What to do:
Records follow. Select each line holding "Product".

Record set:
+-------+
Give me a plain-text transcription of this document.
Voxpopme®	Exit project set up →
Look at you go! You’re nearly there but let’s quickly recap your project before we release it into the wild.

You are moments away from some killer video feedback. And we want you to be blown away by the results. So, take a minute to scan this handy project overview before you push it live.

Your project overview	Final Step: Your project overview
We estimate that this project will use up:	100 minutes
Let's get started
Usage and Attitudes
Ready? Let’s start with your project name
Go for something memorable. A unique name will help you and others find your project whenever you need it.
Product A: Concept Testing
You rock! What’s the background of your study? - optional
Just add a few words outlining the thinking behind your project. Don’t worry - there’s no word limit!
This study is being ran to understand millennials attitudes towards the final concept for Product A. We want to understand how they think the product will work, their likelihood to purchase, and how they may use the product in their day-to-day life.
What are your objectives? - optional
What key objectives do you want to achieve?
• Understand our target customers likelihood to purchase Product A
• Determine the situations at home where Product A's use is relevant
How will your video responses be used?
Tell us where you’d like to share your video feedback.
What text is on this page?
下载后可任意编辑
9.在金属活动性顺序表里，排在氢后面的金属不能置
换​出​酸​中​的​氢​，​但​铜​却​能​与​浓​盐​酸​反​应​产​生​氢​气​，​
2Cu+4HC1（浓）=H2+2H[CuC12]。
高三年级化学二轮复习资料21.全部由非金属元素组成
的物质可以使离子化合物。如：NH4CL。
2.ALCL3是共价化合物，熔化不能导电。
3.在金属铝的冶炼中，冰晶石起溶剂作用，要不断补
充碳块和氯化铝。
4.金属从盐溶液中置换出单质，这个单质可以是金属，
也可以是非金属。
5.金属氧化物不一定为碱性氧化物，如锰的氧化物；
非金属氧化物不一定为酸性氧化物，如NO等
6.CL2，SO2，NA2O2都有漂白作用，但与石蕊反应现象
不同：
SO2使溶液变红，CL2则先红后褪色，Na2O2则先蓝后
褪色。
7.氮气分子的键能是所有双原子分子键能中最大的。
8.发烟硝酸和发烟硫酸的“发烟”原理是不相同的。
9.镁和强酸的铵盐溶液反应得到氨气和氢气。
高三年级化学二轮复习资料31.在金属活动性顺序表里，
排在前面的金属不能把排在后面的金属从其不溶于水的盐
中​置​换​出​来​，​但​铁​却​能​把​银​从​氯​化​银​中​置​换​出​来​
+-------+
Answer to the problem:
Product A: Concept Testing
This study is being ran to understand millennials attitudes towards the final concept for Product A. We want to understand how they think the product will work, their likelihood to purchase, and how they may use the product in their day-to-day life.
• Understand our target customers likelihood to purchase Product A
• Determine the situations at home where Product A's use is relevant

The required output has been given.